Retype exactly the line holding "Transcribe the text in this document." and each line that follows, down to the last one. Exclude pictures.
-*-
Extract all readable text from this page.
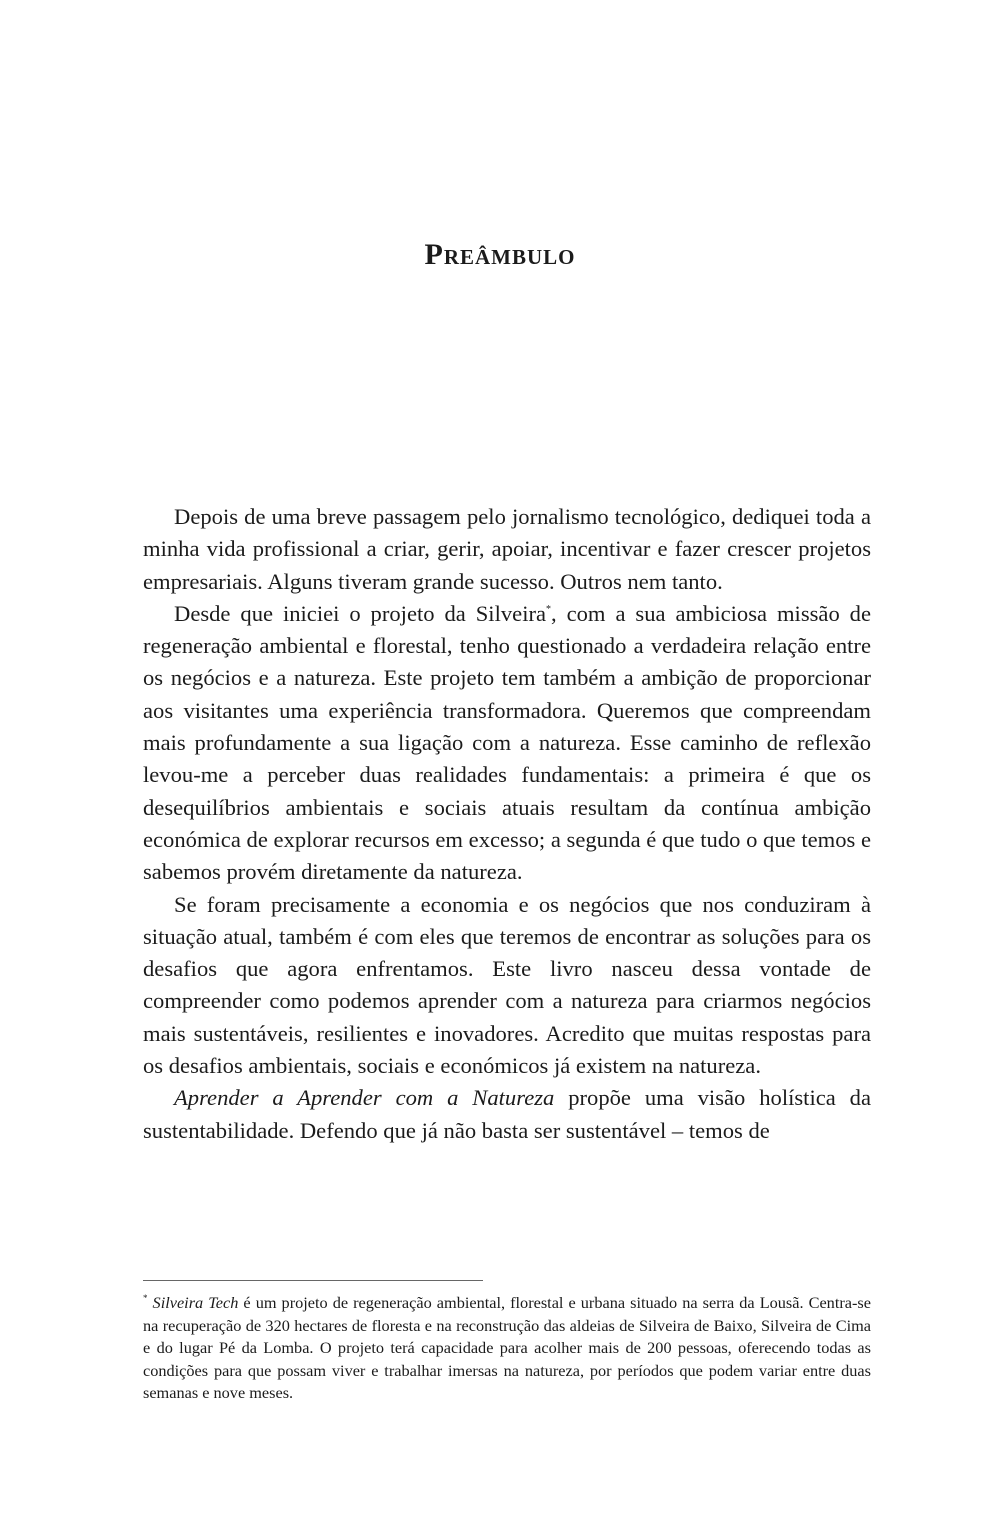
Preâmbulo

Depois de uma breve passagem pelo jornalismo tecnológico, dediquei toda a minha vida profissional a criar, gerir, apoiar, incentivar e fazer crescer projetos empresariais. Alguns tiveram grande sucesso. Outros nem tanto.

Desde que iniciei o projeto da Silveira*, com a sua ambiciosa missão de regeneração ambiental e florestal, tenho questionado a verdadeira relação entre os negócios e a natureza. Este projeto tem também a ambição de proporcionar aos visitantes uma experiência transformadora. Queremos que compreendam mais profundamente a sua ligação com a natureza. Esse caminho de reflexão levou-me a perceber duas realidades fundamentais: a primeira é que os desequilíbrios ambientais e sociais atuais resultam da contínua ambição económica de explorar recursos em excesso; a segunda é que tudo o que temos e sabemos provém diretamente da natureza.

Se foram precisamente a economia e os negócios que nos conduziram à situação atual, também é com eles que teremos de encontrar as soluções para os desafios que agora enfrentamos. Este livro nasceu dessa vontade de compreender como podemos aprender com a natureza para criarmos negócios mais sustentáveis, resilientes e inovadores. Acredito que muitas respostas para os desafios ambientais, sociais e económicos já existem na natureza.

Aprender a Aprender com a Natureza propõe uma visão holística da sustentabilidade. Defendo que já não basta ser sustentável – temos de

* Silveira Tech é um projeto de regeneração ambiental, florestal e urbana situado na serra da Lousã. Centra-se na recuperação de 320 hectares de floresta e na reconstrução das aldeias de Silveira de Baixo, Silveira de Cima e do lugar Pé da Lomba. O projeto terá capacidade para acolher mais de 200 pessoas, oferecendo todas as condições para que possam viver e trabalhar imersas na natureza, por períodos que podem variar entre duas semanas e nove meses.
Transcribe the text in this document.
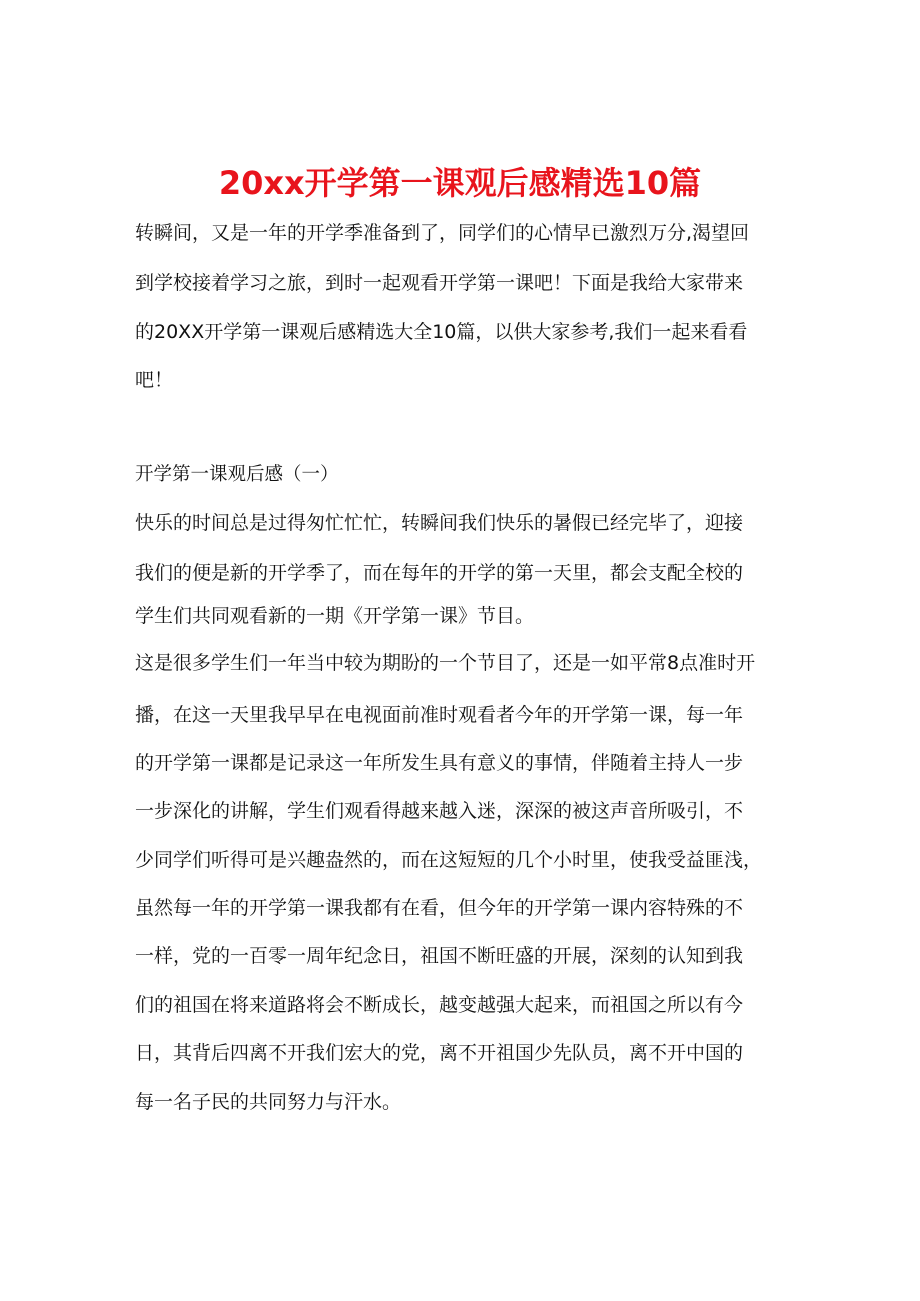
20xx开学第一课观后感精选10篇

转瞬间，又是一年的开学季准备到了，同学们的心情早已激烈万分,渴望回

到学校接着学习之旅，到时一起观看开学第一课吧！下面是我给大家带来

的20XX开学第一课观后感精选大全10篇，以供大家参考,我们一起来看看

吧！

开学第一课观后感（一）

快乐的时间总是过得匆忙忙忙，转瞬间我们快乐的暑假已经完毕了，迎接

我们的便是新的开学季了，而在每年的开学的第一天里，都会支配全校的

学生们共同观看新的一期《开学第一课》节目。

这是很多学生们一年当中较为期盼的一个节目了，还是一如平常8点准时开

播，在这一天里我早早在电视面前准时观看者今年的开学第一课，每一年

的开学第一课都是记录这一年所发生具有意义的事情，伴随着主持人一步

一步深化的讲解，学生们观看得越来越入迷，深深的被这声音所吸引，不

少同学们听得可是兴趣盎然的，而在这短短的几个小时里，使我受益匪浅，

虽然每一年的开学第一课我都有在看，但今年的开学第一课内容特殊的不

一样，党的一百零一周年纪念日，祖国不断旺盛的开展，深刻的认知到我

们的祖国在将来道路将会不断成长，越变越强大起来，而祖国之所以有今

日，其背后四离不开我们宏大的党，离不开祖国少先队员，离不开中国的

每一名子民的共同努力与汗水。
-*-
ANSWER FOR THE TASK:
Transcribe the text in this document.
20xx开学第一课观后感精选10篇

转瞬间，又是一年的开学季准备到了，同学们的心情早已激烈万分,渴望回

到学校接着学习之旅，到时一起观看开学第一课吧！下面是我给大家带来

的20XX开学第一课观后感精选大全10篇，以供大家参考,我们一起来看看

吧！

开学第一课观后感（一）

快乐的时间总是过得匆忙忙忙，转瞬间我们快乐的暑假已经完毕了，迎接

我们的便是新的开学季了，而在每年的开学的第一天里，都会支配全校的

学生们共同观看新的一期《开学第一课》节目。

这是很多学生们一年当中较为期盼的一个节目了，还是一如平常8点准时开

播，在这一天里我早早在电视面前准时观看者今年的开学第一课，每一年

的开学第一课都是记录这一年所发生具有意义的事情，伴随着主持人一步

一步深化的讲解，学生们观看得越来越入迷，深深的被这声音所吸引，不

少同学们听得可是兴趣盎然的，而在这短短的几个小时里，使我受益匪浅，

虽然每一年的开学第一课我都有在看，但今年的开学第一课内容特殊的不

一样，党的一百零一周年纪念日，祖国不断旺盛的开展，深刻的认知到我

们的祖国在将来道路将会不断成长，越变越强大起来，而祖国之所以有今

日，其背后四离不开我们宏大的党，离不开祖国少先队员，离不开中国的

每一名子民的共同努力与汗水。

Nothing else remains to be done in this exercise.